Given exercise
Could you print all the entries exactly?

Material for this task
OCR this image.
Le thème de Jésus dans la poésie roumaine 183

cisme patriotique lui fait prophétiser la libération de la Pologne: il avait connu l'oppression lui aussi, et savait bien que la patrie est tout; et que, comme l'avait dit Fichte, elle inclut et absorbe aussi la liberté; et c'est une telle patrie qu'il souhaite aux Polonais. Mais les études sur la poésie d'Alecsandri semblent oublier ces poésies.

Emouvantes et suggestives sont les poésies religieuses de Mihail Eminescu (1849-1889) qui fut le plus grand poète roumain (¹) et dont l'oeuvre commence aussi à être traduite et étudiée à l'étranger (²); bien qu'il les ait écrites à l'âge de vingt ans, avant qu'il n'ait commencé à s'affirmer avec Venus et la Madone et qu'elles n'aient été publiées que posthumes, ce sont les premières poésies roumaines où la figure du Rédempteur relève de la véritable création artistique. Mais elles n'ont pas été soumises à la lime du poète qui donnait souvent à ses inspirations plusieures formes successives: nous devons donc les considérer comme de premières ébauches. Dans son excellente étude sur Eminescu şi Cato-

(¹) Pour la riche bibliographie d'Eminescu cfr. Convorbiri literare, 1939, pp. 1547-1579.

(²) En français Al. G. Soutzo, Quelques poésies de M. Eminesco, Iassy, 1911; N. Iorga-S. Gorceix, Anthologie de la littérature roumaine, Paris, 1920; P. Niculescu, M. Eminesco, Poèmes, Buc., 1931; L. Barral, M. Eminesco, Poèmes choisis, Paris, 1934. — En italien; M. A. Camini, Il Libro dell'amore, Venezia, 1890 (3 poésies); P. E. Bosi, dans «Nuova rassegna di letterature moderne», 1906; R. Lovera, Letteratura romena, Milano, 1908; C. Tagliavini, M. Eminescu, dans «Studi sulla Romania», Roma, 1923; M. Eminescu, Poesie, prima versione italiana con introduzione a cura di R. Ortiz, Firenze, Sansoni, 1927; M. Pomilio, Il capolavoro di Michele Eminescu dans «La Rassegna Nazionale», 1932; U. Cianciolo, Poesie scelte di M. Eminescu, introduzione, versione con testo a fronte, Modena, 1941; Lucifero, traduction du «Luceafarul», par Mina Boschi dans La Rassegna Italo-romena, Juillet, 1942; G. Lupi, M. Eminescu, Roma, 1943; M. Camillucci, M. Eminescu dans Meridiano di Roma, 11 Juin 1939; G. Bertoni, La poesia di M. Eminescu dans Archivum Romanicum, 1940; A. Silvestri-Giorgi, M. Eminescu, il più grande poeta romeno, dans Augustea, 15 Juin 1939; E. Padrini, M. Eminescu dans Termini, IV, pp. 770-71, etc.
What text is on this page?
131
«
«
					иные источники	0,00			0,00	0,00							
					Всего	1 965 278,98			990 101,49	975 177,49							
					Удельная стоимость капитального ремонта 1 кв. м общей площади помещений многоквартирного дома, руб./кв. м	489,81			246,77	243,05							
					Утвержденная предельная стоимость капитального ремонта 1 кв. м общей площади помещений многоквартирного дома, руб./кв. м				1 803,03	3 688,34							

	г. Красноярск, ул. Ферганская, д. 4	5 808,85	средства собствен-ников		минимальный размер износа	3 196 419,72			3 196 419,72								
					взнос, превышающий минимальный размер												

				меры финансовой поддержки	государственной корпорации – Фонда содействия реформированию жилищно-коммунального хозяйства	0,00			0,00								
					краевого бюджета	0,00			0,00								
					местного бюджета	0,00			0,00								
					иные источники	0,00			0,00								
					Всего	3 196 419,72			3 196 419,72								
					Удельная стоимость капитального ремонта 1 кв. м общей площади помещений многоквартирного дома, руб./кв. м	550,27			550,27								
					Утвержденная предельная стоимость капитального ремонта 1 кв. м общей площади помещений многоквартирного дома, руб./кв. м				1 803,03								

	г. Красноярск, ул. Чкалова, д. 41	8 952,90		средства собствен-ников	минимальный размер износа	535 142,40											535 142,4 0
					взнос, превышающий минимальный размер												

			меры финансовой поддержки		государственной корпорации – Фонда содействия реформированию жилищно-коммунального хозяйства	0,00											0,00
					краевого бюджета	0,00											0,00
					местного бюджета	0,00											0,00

Exercise response
OCR this image.
Le thème de Jésus dans la poésie roumaine 183

cisme patriotique lui fait prophétiser la libération de la Pologne: il avait connu l'oppression lui aussi, et savait bien que la patrie est tout; et que, comme l'avait dit Fichte, elle inclut et absorbe aussi la liberté; et c'est une telle patrie qu'il souhaite aux Polonais. Mais les études sur la poésie d'Alecsandri semblent oublier ces poésies.

Emouvantes et suggestives sont les poésies religieuses de Mihail Eminescu (1849-1889) qui fut le plus grand poète roumain (¹) et dont l'oeuvre commence aussi à être traduite et étudiée à l'étranger (²); bien qu'il les ait écrites à l'âge de vingt ans, avant qu'il n'ait commencé à s'affirmer avec Venus et la Madone et qu'elles n'aient été publiées que posthumes, ce sont les premières poésies roumaines où la figure du Rédempteur relève de la véritable création artistique. Mais elles n'ont pas été soumises à la lime du poète qui donnait souvent à ses inspirations plusieures formes successives: nous devons donc les considérer comme de premières ébauches. Dans son excellente étude sur Eminescu şi Cato-

(¹) Pour la riche bibliographie d'Eminescu cfr. Convorbiri literare, 1939, pp. 1547-1579.

(²) En français Al. G. Soutzo, Quelques poésies de M. Eminesco, Iassy, 1911; N. Iorga-S. Gorceix, Anthologie de la littérature roumaine, Paris, 1920; P. Niculescu, M. Eminesco, Poèmes, Buc., 1931; L. Barral, M. Eminesco, Poèmes choisis, Paris, 1934. — En italien; M. A. Camini, Il Libro dell'amore, Venezia, 1890 (3 poésies); P. E. Bosi, dans «Nuova rassegna di letterature moderne», 1906; R. Lovera, Letteratura romena, Milano, 1908; C. Tagliavini, M. Eminescu, dans «Studi sulla Romania», Roma, 1923; M. Eminescu, Poesie, prima versione italiana con introduzione a cura di R. Ortiz, Firenze, Sansoni, 1927; M. Pomilio, Il capolavoro di Michele Eminescu dans «La Rassegna Nazionale», 1932; U. Cianciolo, Poesie scelte di M. Eminescu, introduzione, versione con testo a fronte, Modena, 1941; Lucifero, traduction du «Luceafarul», par Mina Boschi dans La Rassegna Italo-romena, Juillet, 1942; G. Lupi, M. Eminescu, Roma, 1943; M. Camillucci, M. Eminescu dans Meridiano di Roma, 11 Juin 1939; G. Bertoni, La poesia di M. Eminescu dans Archivum Romanicum, 1940; A. Silvestri-Giorgi, M. Eminescu, il più grande poeta romeno, dans Augustea, 15 Juin 1939; E. Padrini, M. Eminescu dans Termini, IV, pp. 770-71, etc.
What text is on this page?
131
«
«
					иные источники	0,00			0,00	0,00							
					Всего	1 965 278,98			990 101,49	975 177,49							
					Удельная стоимость капитального ремонта 1 кв. м общей площади помещений многоквартирного дома, руб./кв. м	489,81			246,77	243,05							
					Утвержденная предельная стоимость капитального ремонта 1 кв. м общей площади помещений многоквартирного дома, руб./кв. м				1 803,03	3 688,34							

	г. Красноярск, ул. Ферганская, д. 4	5 808,85	средства собствен-ников		минимальный размер износа	3 196 419,72			3 196 419,72								
					взнос, превышающий минимальный размер												

				меры финансовой поддержки	государственной корпорации – Фонда содействия реформированию жилищно-коммунального хозяйства	0,00			0,00								
					краевого бюджета	0,00			0,00								
					местного бюджета	0,00			0,00								
					иные источники	0,00			0,00								
					Всего	3 196 419,72			3 196 419,72								
					Удельная стоимость капитального ремонта 1 кв. м общей площади помещений многоквартирного дома, руб./кв. м	550,27			550,27								
					Утвержденная предельная стоимость капитального ремонта 1 кв. м общей площади помещений многоквартирного дома, руб./кв. м				1 803,03								

	г. Красноярск, ул. Чкалова, д. 41	8 952,90		средства собствен-ников	минимальный размер износа	535 142,40											535 142,4 0
					взнос, превышающий минимальный размер												

			меры финансовой поддержки		государственной корпорации – Фонда содействия реформированию жилищно-коммунального хозяйства	0,00											0,00
					краевого бюджета	0,00											0,00
					местного бюджета	0,00											0,00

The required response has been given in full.